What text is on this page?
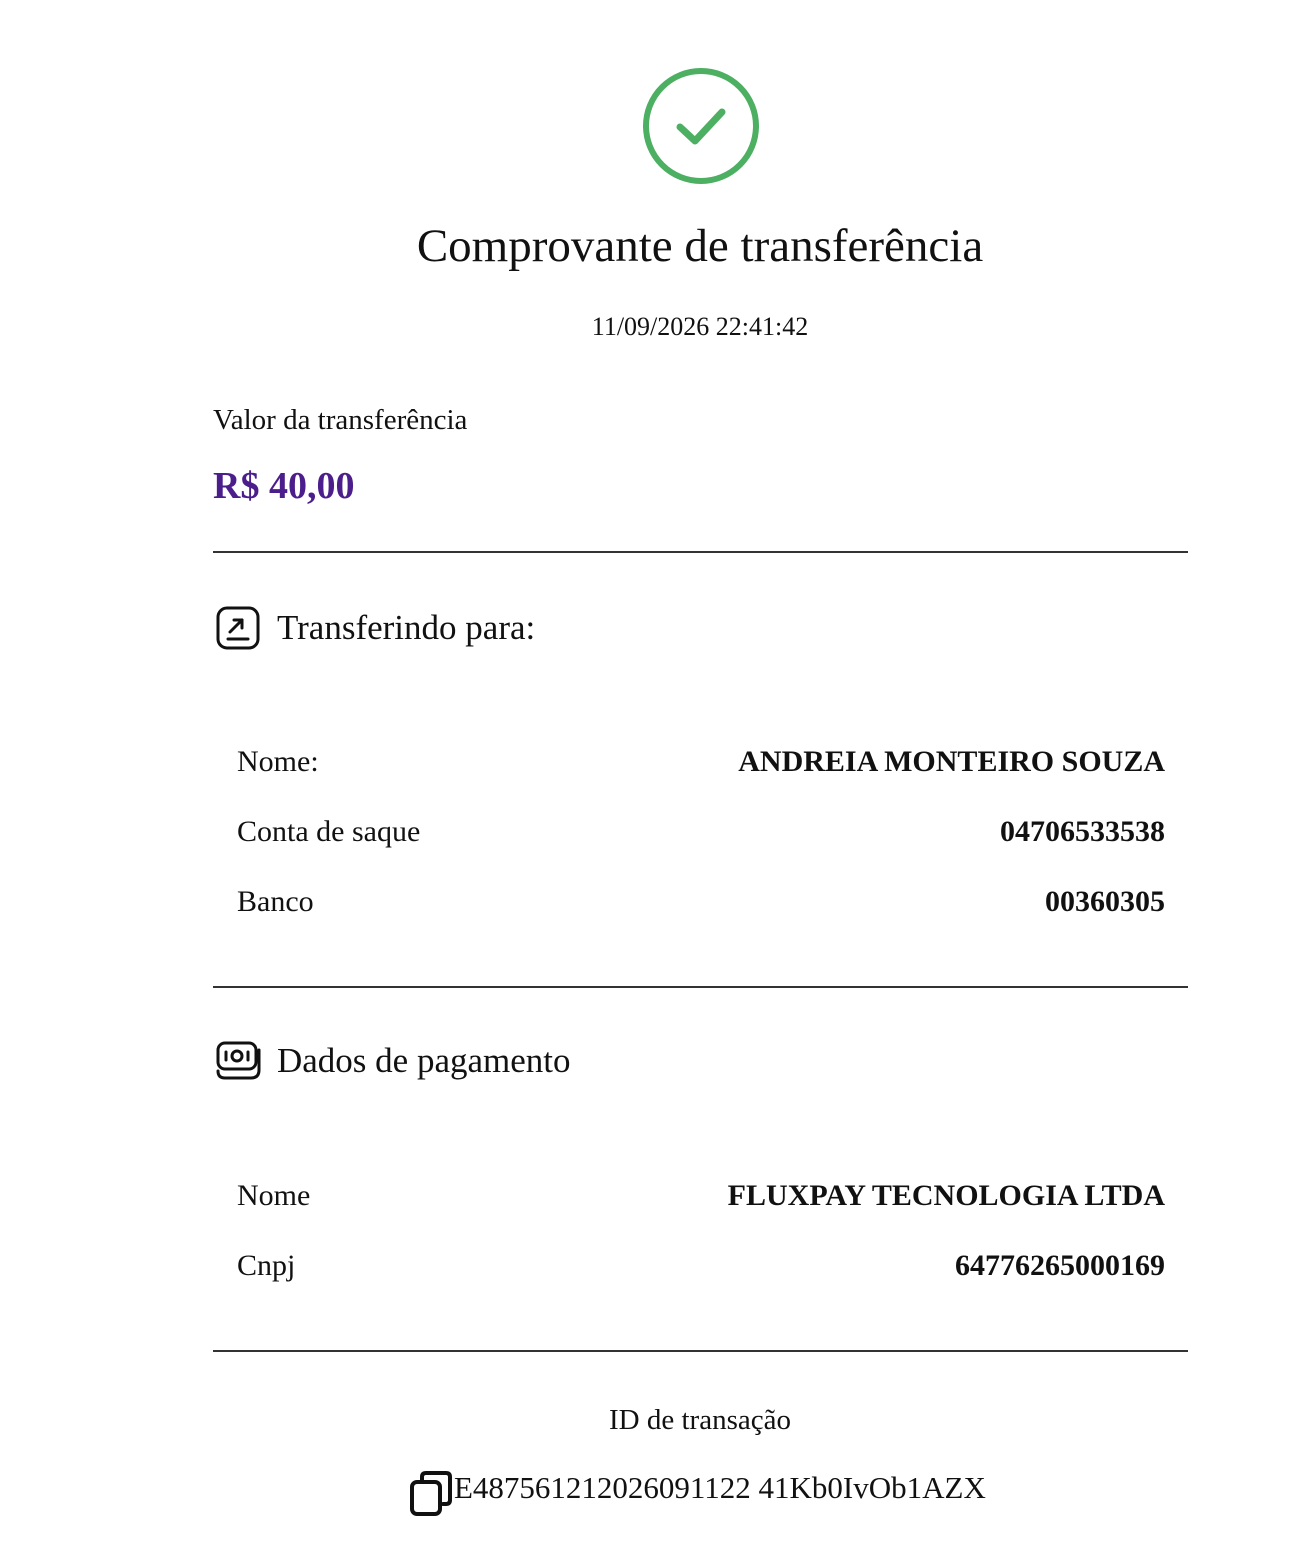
Comprovante de transferência
11/09/2026 22:41:42
Valor da transferência
R$ 40,00
Transferindo para:
Nome:	ANDREIA MONTEIRO SOUZA
Conta de saque	04706533538
Banco	00360305
Dados de pagamento
Nome	FLUXPAY TECNOLOGIA LTDA
Cnpj	64776265000169
ID de transação
E487561212026091122 41Kb0IvOb1AZX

## Task to complete
In your copy, repeat each record exactly and include no pictures.

## Task answer
What text is on this page?
Comprovante de transferência
11/09/2026 22:41:42
Valor da transferência
R$ 40,00
Transferindo para:
Nome:	ANDREIA MONTEIRO SOUZA
Conta de saque	04706533538
Banco	00360305
Dados de pagamento
Nome	FLUXPAY TECNOLOGIA LTDA
Cnpj	64776265000169
ID de transação
E487561212026091122 41Kb0IvOb1AZX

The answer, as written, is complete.